WHAT IS NEEDED: Below is a listing. Gather each line of it that contains "status".

Source records:
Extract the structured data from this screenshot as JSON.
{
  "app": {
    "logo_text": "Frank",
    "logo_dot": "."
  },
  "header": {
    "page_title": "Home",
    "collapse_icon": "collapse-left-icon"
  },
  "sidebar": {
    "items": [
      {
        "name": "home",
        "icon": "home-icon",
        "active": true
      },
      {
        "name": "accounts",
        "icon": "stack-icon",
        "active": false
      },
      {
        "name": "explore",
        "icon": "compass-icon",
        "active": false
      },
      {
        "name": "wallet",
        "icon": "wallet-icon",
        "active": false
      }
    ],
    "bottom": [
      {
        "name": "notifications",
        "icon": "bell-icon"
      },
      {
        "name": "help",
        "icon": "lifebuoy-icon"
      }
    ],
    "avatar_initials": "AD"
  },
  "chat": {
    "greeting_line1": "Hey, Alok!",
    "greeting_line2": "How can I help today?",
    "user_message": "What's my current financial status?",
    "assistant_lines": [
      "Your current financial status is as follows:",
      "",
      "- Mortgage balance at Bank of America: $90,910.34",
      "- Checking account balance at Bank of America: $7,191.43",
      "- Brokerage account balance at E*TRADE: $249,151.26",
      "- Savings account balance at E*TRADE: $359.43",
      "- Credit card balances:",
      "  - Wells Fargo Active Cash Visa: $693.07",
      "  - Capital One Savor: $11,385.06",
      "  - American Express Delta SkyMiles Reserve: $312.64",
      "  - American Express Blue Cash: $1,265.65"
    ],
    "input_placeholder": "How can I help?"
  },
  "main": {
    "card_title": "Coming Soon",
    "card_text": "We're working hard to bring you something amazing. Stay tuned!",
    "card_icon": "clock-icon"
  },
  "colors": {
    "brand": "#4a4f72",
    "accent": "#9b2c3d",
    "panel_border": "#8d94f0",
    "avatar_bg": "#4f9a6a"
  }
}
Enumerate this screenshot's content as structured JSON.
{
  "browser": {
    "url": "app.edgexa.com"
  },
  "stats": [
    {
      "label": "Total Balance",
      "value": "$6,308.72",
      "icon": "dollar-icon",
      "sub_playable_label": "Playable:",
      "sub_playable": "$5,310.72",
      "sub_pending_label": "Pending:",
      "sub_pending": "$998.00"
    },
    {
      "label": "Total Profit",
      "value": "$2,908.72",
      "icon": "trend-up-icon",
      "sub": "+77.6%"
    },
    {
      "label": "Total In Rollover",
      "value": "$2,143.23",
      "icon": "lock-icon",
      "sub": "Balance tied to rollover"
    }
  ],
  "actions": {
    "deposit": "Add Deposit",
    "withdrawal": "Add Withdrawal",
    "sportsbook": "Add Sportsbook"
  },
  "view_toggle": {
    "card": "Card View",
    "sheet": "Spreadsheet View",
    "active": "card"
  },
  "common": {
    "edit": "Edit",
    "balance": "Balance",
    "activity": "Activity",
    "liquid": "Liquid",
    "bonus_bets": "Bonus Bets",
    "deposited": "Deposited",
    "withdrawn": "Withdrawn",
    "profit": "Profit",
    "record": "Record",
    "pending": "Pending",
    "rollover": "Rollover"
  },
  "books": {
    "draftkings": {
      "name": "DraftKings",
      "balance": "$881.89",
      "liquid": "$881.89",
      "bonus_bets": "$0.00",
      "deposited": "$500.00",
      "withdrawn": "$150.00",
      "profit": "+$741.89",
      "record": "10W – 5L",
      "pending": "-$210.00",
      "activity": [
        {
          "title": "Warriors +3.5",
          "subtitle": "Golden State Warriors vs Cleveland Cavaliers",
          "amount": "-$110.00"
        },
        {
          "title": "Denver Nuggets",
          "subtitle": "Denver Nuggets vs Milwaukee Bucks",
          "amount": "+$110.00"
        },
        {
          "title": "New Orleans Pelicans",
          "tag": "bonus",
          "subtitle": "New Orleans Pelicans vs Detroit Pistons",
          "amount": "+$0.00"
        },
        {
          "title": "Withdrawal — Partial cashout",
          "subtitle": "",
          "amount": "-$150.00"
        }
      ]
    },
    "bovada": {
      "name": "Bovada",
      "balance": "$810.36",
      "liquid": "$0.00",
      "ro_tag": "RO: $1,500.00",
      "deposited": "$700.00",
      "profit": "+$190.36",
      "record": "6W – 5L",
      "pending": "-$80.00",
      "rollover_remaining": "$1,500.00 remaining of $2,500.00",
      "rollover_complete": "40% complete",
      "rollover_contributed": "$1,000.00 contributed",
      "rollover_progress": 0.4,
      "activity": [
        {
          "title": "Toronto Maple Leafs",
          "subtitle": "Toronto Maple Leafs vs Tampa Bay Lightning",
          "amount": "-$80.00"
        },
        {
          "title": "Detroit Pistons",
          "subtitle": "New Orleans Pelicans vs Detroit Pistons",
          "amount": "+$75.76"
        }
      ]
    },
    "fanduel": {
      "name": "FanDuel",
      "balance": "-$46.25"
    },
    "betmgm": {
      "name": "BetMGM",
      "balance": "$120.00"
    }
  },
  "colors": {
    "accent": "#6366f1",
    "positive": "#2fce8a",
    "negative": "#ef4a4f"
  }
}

IN RESPONSE:
    "user_message": "What's my current financial status?",
      "Your current financial status is as follows:",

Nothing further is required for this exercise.